> **Challenge**
Extract the entries in their exact form.
++++++++++++++++++++
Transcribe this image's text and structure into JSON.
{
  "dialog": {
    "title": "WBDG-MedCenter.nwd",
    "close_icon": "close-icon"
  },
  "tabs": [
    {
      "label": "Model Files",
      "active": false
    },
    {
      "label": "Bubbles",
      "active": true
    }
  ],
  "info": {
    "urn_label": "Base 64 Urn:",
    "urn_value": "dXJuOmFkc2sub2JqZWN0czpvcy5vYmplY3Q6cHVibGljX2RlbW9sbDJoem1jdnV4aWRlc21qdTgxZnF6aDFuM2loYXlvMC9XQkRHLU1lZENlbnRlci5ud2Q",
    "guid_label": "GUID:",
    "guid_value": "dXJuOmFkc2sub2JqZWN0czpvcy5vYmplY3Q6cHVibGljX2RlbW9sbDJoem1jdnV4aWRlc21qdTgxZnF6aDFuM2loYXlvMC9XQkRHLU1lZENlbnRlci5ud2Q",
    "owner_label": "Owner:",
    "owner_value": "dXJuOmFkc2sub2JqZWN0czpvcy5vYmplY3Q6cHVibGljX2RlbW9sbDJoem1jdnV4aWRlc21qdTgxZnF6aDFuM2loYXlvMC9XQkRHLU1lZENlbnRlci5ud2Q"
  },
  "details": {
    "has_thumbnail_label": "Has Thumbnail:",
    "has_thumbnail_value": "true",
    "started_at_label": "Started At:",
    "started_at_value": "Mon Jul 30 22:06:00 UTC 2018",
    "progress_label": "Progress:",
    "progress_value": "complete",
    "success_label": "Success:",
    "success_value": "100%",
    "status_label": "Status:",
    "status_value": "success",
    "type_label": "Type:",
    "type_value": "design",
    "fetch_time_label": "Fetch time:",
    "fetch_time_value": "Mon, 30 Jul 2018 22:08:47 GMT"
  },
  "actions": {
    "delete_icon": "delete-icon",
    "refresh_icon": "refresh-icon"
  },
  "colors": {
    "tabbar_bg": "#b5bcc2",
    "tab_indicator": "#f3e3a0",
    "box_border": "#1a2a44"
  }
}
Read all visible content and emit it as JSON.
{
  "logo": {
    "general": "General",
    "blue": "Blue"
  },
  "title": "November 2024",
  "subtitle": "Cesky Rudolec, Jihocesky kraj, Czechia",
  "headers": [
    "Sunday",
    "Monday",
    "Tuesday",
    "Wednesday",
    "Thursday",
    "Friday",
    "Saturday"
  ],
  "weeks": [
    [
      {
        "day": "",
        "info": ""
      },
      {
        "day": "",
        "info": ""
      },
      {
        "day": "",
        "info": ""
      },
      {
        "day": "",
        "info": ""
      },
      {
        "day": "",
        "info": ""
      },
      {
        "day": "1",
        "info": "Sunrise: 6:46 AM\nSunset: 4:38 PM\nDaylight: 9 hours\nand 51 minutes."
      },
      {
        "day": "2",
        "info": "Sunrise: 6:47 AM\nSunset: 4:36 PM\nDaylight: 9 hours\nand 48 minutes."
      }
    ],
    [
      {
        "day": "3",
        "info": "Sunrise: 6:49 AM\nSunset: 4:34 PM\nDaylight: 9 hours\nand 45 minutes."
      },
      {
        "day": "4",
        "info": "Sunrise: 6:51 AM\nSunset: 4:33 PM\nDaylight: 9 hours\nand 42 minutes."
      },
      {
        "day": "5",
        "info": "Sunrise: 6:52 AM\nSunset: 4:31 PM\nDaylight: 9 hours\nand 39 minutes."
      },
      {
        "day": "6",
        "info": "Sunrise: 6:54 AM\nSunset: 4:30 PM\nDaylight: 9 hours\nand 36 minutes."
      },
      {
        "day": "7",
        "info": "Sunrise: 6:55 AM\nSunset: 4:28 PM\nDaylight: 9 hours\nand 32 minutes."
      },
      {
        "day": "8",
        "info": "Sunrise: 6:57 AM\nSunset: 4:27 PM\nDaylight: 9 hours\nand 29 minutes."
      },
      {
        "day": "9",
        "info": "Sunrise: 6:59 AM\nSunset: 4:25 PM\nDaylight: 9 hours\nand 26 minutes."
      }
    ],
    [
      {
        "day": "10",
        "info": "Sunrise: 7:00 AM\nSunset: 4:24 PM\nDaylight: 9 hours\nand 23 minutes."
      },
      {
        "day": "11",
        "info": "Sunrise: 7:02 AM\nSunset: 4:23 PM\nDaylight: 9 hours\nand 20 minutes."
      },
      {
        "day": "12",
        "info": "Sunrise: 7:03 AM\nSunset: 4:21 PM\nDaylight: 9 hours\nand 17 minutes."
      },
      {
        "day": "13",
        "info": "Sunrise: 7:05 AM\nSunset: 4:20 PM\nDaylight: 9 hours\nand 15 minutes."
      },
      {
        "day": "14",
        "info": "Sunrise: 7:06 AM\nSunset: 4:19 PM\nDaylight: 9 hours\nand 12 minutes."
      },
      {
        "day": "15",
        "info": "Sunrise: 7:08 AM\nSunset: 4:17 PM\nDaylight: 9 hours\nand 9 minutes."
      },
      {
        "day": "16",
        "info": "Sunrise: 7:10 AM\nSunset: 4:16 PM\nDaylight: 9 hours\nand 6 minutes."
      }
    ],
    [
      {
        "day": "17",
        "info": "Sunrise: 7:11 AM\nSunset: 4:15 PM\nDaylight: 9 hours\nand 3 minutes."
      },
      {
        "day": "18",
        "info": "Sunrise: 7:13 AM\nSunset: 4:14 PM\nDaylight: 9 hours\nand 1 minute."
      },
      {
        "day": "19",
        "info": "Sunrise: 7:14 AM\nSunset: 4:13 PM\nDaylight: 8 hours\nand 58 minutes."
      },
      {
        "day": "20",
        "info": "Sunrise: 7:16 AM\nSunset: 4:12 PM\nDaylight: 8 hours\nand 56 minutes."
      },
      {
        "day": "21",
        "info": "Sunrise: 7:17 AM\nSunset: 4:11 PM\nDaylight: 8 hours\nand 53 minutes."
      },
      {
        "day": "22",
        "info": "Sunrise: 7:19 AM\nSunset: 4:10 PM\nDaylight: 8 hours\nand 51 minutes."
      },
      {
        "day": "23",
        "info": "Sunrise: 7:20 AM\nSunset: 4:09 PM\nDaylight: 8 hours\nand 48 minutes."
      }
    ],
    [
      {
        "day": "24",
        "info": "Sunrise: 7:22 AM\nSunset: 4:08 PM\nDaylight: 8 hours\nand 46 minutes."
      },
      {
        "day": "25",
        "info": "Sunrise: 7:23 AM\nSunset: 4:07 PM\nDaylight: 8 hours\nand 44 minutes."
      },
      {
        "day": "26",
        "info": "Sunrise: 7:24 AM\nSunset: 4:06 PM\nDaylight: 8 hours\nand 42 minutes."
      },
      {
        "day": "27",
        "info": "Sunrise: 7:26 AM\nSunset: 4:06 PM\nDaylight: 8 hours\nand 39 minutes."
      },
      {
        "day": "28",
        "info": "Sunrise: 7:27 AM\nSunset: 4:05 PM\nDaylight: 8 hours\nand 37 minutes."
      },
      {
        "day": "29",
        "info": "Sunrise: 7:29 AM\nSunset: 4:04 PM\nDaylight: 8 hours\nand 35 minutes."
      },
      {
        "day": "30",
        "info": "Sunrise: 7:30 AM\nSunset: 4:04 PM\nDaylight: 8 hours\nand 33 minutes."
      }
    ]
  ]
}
++++++++++++++++++++
> **Exercise solution**
Transcribe this image's text and structure into JSON.
{
  "dialog": {
    "title": "WBDG-MedCenter.nwd",
    "close_icon": "close-icon"
  },
  "tabs": [
    {
      "label": "Model Files",
      "active": false
    },
    {
      "label": "Bubbles",
      "active": true
    }
  ],
  "info": {
    "urn_label": "Base 64 Urn:",
    "urn_value": "dXJuOmFkc2sub2JqZWN0czpvcy5vYmplY3Q6cHVibGljX2RlbW9sbDJoem1jdnV4aWRlc21qdTgxZnF6aDFuM2loYXlvMC9XQkRHLU1lZENlbnRlci5ud2Q",
    "guid_label": "GUID:",
    "guid_value": "dXJuOmFkc2sub2JqZWN0czpvcy5vYmplY3Q6cHVibGljX2RlbW9sbDJoem1jdnV4aWRlc21qdTgxZnF6aDFuM2loYXlvMC9XQkRHLU1lZENlbnRlci5ud2Q",
    "owner_label": "Owner:",
    "owner_value": "dXJuOmFkc2sub2JqZWN0czpvcy5vYmplY3Q6cHVibGljX2RlbW9sbDJoem1jdnV4aWRlc21qdTgxZnF6aDFuM2loYXlvMC9XQkRHLU1lZENlbnRlci5ud2Q"
  },
  "details": {
    "has_thumbnail_label": "Has Thumbnail:",
    "has_thumbnail_value": "true",
    "started_at_label": "Started At:",
    "started_at_value": "Mon Jul 30 22:06:00 UTC 2018",
    "progress_label": "Progress:",
    "progress_value": "complete",
    "success_label": "Success:",
    "success_value": "100%",
    "status_label": "Status:",
    "status_value": "success",
    "type_label": "Type:",
    "type_value": "design",
    "fetch_time_label": "Fetch time:",
    "fetch_time_value": "Mon, 30 Jul 2018 22:08:47 GMT"
  },
  "actions": {
    "delete_icon": "delete-icon",
    "refresh_icon": "refresh-icon"
  },
  "colors": {
    "tabbar_bg": "#b5bcc2",
    "tab_indicator": "#f3e3a0",
    "box_border": "#1a2a44"
  }
}
Read all visible content and emit it as JSON.
{
  "logo": {
    "general": "General",
    "blue": "Blue"
  },
  "title": "November 2024",
  "subtitle": "Cesky Rudolec, Jihocesky kraj, Czechia",
  "headers": [
    "Sunday",
    "Monday",
    "Tuesday",
    "Wednesday",
    "Thursday",
    "Friday",
    "Saturday"
  ],
  "weeks": [
    [
      {
        "day": "",
        "info": ""
      },
      {
        "day": "",
        "info": ""
      },
      {
        "day": "",
        "info": ""
      },
      {
        "day": "",
        "info": ""
      },
      {
        "day": "",
        "info": ""
      },
      {
        "day": "1",
        "info": "Sunrise: 6:46 AM\nSunset: 4:38 PM\nDaylight: 9 hours\nand 51 minutes."
      },
      {
        "day": "2",
        "info": "Sunrise: 6:47 AM\nSunset: 4:36 PM\nDaylight: 9 hours\nand 48 minutes."
      }
    ],
    [
      {
        "day": "3",
        "info": "Sunrise: 6:49 AM\nSunset: 4:34 PM\nDaylight: 9 hours\nand 45 minutes."
      },
      {
        "day": "4",
        "info": "Sunrise: 6:51 AM\nSunset: 4:33 PM\nDaylight: 9 hours\nand 42 minutes."
      },
      {
        "day": "5",
        "info": "Sunrise: 6:52 AM\nSunset: 4:31 PM\nDaylight: 9 hours\nand 39 minutes."
      },
      {
        "day": "6",
        "info": "Sunrise: 6:54 AM\nSunset: 4:30 PM\nDaylight: 9 hours\nand 36 minutes."
      },
      {
        "day": "7",
        "info": "Sunrise: 6:55 AM\nSunset: 4:28 PM\nDaylight: 9 hours\nand 32 minutes."
      },
      {
        "day": "8",
        "info": "Sunrise: 6:57 AM\nSunset: 4:27 PM\nDaylight: 9 hours\nand 29 minutes."
      },
      {
        "day": "9",
        "info": "Sunrise: 6:59 AM\nSunset: 4:25 PM\nDaylight: 9 hours\nand 26 minutes."
      }
    ],
    [
      {
        "day": "10",
        "info": "Sunrise: 7:00 AM\nSunset: 4:24 PM\nDaylight: 9 hours\nand 23 minutes."
      },
      {
        "day": "11",
        "info": "Sunrise: 7:02 AM\nSunset: 4:23 PM\nDaylight: 9 hours\nand 20 minutes."
      },
      {
        "day": "12",
        "info": "Sunrise: 7:03 AM\nSunset: 4:21 PM\nDaylight: 9 hours\nand 17 minutes."
      },
      {
        "day": "13",
        "info": "Sunrise: 7:05 AM\nSunset: 4:20 PM\nDaylight: 9 hours\nand 15 minutes."
      },
      {
        "day": "14",
        "info": "Sunrise: 7:06 AM\nSunset: 4:19 PM\nDaylight: 9 hours\nand 12 minutes."
      },
      {
        "day": "15",
        "info": "Sunrise: 7:08 AM\nSunset: 4:17 PM\nDaylight: 9 hours\nand 9 minutes."
      },
      {
        "day": "16",
        "info": "Sunrise: 7:10 AM\nSunset: 4:16 PM\nDaylight: 9 hours\nand 6 minutes."
      }
    ],
    [
      {
        "day": "17",
        "info": "Sunrise: 7:11 AM\nSunset: 4:15 PM\nDaylight: 9 hours\nand 3 minutes."
      },
      {
        "day": "18",
        "info": "Sunrise: 7:13 AM\nSunset: 4:14 PM\nDaylight: 9 hours\nand 1 minute."
      },
      {
        "day": "19",
        "info": "Sunrise: 7:14 AM\nSunset: 4:13 PM\nDaylight: 8 hours\nand 58 minutes."
      },
      {
        "day": "20",
        "info": "Sunrise: 7:16 AM\nSunset: 4:12 PM\nDaylight: 8 hours\nand 56 minutes."
      },
      {
        "day": "21",
        "info": "Sunrise: 7:17 AM\nSunset: 4:11 PM\nDaylight: 8 hours\nand 53 minutes."
      },
      {
        "day": "22",
        "info": "Sunrise: 7:19 AM\nSunset: 4:10 PM\nDaylight: 8 hours\nand 51 minutes."
      },
      {
        "day": "23",
        "info": "Sunrise: 7:20 AM\nSunset: 4:09 PM\nDaylight: 8 hours\nand 48 minutes."
      }
    ],
    [
      {
        "day": "24",
        "info": "Sunrise: 7:22 AM\nSunset: 4:08 PM\nDaylight: 8 hours\nand 46 minutes."
      },
      {
        "day": "25",
        "info": "Sunrise: 7:23 AM\nSunset: 4:07 PM\nDaylight: 8 hours\nand 44 minutes."
      },
      {
        "day": "26",
        "info": "Sunrise: 7:24 AM\nSunset: 4:06 PM\nDaylight: 8 hours\nand 42 minutes."
      },
      {
        "day": "27",
        "info": "Sunrise: 7:26 AM\nSunset: 4:06 PM\nDaylight: 8 hours\nand 39 minutes."
      },
      {
        "day": "28",
        "info": "Sunrise: 7:27 AM\nSunset: 4:05 PM\nDaylight: 8 hours\nand 37 minutes."
      },
      {
        "day": "29",
        "info": "Sunrise: 7:29 AM\nSunset: 4:04 PM\nDaylight: 8 hours\nand 35 minutes."
      },
      {
        "day": "30",
        "info": "Sunrise: 7:30 AM\nSunset: 4:04 PM\nDaylight: 8 hours\nand 33 minutes."
      }
    ]
  ]
}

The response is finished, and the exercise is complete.